> **What you are asked to do**
Scan the data below and report how many lines include the word "JSON". Nothing else is wanted.

Saved entries
============

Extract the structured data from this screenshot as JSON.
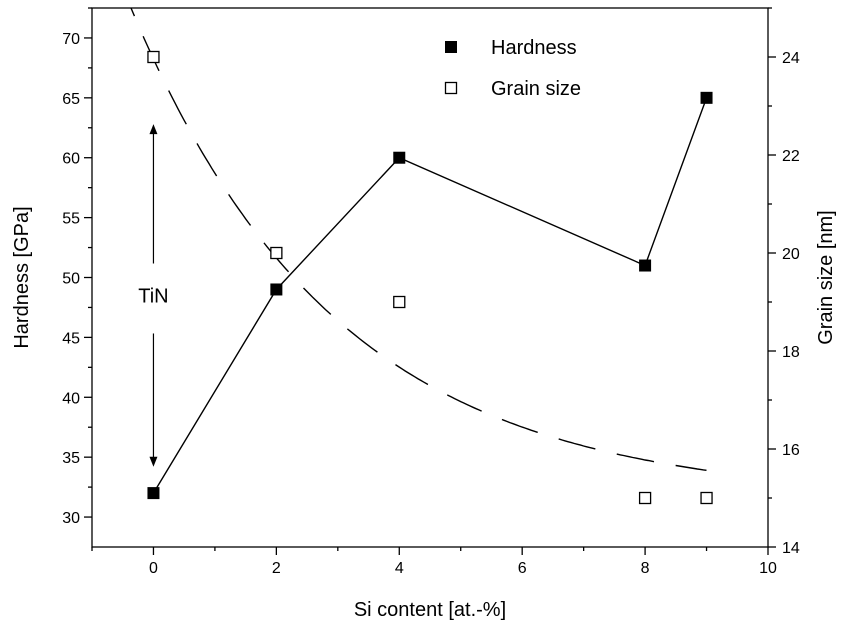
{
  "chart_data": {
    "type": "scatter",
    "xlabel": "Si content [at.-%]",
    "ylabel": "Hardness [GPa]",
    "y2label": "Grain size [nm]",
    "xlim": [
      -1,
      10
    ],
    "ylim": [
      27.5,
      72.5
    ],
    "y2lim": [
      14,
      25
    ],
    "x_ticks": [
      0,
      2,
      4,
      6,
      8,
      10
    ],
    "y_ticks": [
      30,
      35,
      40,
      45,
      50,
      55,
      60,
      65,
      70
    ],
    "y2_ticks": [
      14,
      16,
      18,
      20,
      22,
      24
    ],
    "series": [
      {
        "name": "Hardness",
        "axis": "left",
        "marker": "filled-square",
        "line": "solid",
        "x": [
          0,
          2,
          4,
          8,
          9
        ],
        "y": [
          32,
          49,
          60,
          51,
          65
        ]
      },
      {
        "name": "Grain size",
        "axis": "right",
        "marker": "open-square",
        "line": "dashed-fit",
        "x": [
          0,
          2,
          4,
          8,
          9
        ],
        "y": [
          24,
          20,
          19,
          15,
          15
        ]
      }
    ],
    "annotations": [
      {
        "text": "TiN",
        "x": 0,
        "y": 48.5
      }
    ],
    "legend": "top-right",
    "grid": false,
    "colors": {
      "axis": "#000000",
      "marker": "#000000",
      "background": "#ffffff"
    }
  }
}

============

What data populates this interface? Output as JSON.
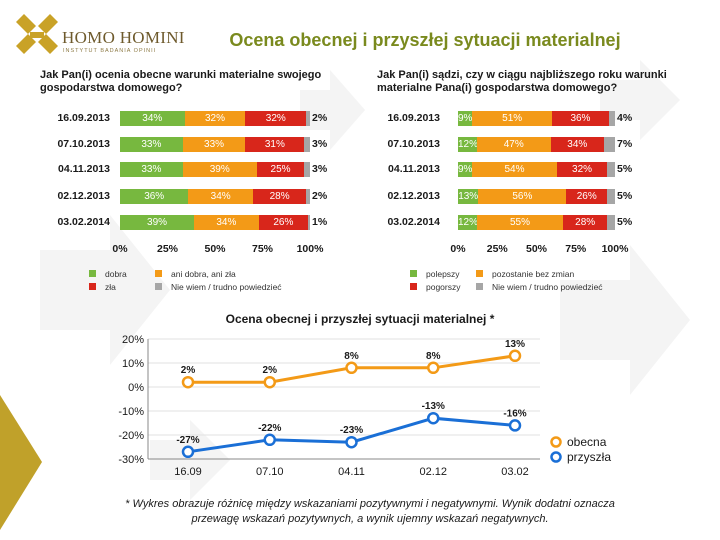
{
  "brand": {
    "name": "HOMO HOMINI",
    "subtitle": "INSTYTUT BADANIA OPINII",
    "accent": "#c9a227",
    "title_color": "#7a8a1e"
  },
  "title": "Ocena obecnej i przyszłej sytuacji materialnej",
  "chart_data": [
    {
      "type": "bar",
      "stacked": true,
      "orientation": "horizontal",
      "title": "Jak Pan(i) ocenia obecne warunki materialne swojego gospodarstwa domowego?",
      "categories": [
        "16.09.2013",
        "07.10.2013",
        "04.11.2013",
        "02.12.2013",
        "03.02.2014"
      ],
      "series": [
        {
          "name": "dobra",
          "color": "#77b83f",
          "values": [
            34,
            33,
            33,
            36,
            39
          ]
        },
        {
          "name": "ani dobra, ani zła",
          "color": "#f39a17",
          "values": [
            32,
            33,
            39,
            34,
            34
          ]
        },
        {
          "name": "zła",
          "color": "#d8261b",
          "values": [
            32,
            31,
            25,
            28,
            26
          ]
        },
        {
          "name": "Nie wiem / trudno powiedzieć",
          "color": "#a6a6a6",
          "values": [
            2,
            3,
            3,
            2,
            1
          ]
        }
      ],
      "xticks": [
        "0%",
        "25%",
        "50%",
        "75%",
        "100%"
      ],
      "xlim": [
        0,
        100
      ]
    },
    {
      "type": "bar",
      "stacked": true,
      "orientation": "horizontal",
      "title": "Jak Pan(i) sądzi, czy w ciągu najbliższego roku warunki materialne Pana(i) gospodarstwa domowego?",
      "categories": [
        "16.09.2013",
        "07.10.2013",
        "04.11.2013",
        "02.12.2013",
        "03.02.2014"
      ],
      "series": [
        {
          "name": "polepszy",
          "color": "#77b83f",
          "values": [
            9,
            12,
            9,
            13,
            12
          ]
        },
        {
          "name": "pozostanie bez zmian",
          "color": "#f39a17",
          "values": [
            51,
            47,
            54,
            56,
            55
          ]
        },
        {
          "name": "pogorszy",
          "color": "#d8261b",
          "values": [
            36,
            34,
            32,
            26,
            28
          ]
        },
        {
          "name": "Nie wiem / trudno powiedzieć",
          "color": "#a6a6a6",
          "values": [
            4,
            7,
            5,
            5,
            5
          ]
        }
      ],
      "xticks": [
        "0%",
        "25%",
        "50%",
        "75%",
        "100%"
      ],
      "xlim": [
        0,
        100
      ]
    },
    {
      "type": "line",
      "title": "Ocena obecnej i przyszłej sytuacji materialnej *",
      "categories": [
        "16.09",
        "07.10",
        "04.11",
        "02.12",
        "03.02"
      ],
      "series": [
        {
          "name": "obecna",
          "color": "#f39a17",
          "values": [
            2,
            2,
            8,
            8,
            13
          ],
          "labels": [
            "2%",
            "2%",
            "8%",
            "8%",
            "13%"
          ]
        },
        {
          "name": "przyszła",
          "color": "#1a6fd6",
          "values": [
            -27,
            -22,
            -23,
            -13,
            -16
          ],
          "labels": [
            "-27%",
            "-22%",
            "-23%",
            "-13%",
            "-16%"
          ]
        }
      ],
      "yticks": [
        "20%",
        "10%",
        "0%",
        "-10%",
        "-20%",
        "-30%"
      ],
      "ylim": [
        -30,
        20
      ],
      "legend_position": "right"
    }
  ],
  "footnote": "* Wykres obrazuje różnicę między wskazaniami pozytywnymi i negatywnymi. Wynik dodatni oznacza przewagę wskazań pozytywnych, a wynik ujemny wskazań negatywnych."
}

============

> **Answer to the problem**
2